**What is asked:**
Give only the number of lines in the data that contain the word "this".
--- Start of Exercise materials ---
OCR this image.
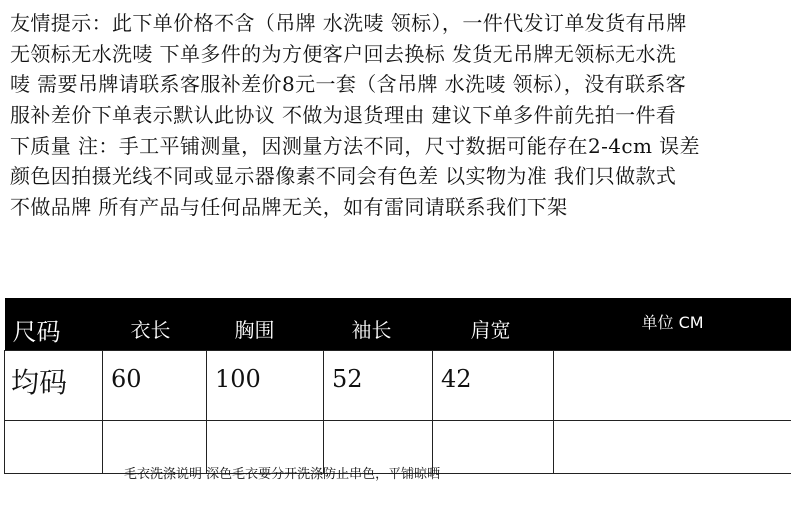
友情提示：此下单价格不含（吊牌 水洗唛 领标），一件代发订单发货有吊牌
无领标无水洗唛 下单多件的为方便客户回去换标 发货无吊牌无领标无水洗
唛 需要吊牌请联系客服补差价8元一套（含吊牌 水洗唛 领标），没有联系客
服补差价下单表示默认此协议 不做为退货理由 建议下单多件前先拍一件看
下质量 注：手工平铺测量，因测量方法不同，尺寸数据可能存在2-4cm 误差
颜色因拍摄光线不同或显示器像素不同会有色差 以实物为准 我们只做款式
不做品牌 所有产品与任何品牌无关，如有雷同请联系我们下架
尺码	衣长	胸围	袖长	肩宽	单位 CM
均码	60	100	52	42	

毛衣洗涤说明 深色毛衣要分开洗涤防止串色，平铺晾晒
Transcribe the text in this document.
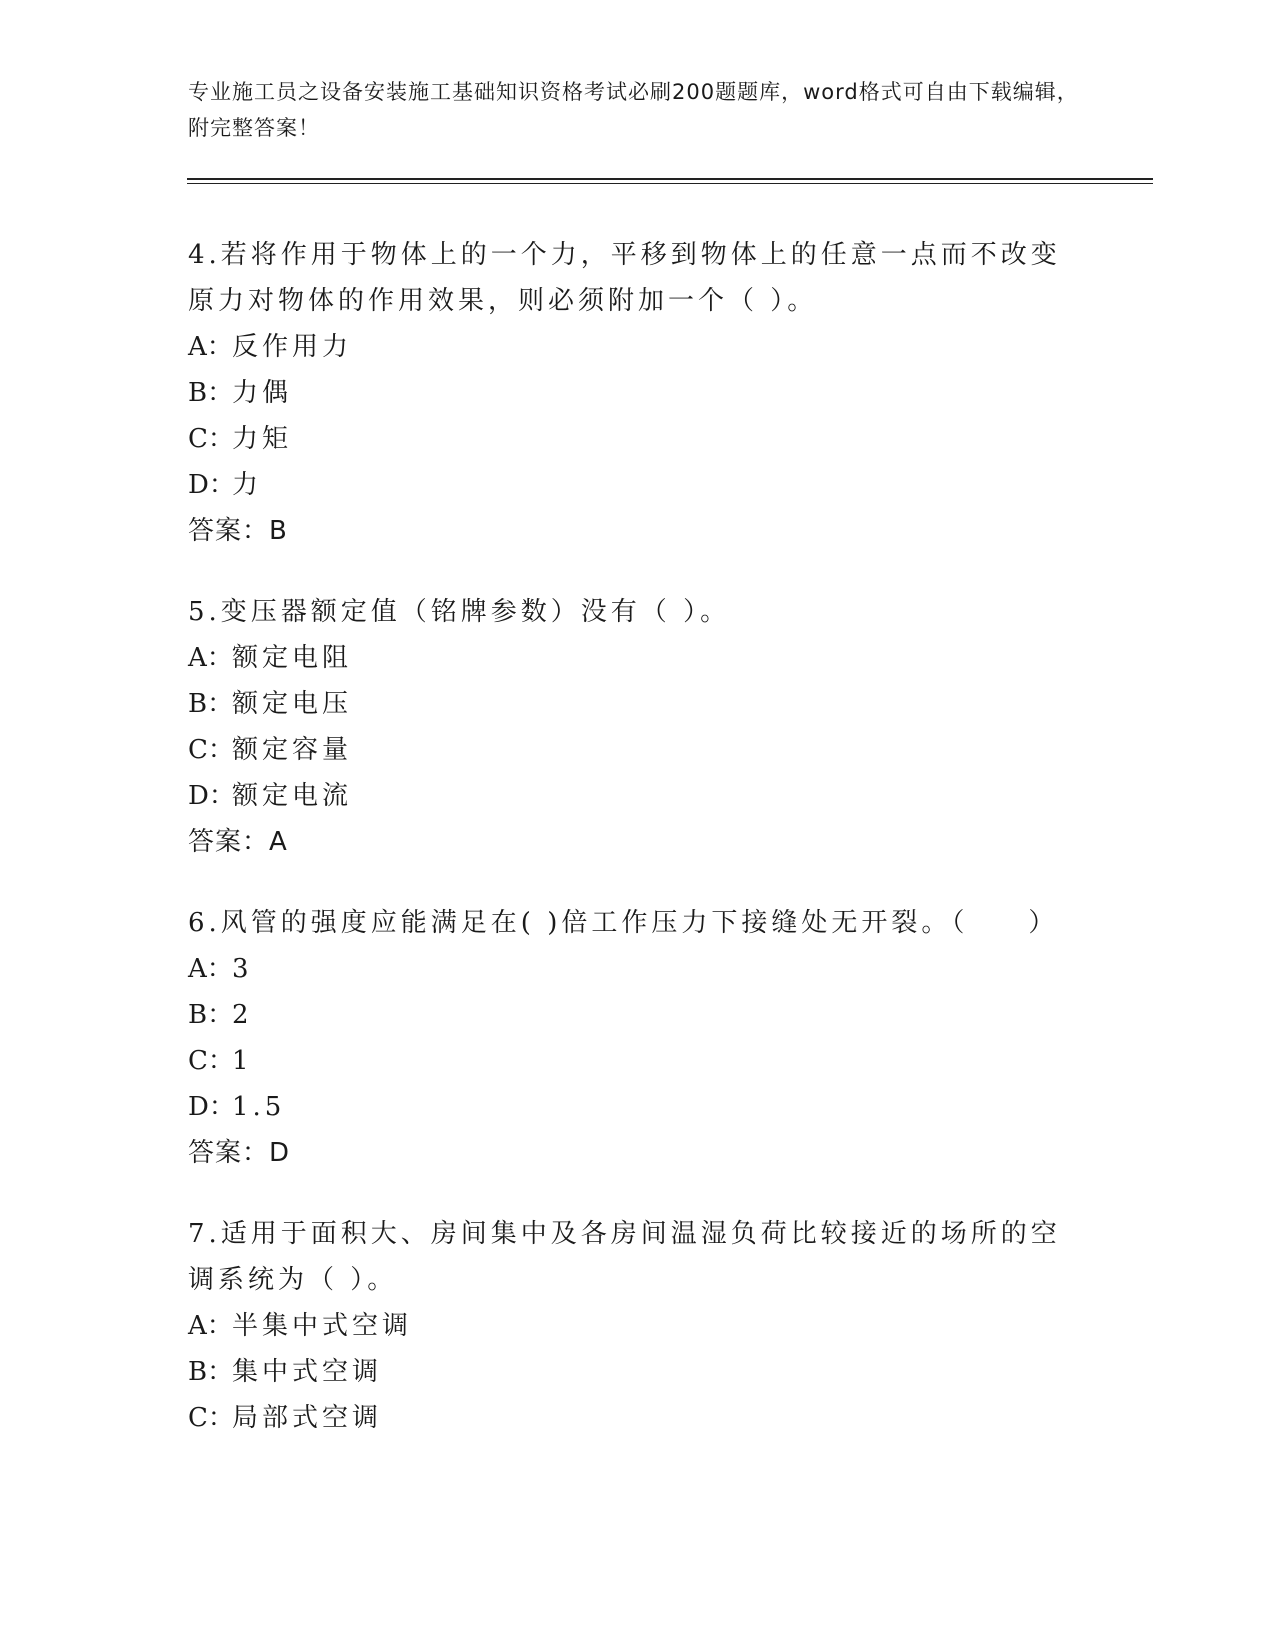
专业施工员之设备安装施工基础知识资格考试必刷200题题库，word格式可自由下载编辑，附完整答案！
4.若将作用于物体上的一个力，平移到物体上的任意一点而不改变原力对物体的作用效果，则必须附加一个（ ）。
A： 反作用力
B：
力偶
C：
力矩
D：
力
答案：B
5.变压器额定值（铭牌参数）没有（ ）。
A： 额定电阻
B：
额定电压
C：
额定容量
D：
额定电流
答案：A
6.风管的强度应能满足在( )倍工作压力下接缝处无开裂。（　　）
A： 3
B：
2
C：
1
D：
1.5
答案：D
7.适用于面积大、房间集中及各房间温湿负荷比较接近的场所的空调系统为（ ）。
A： 半集中式空调
B：
集中式空调
C：
局部式空调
--- End of Exercise materials ---
**Task solution:**
2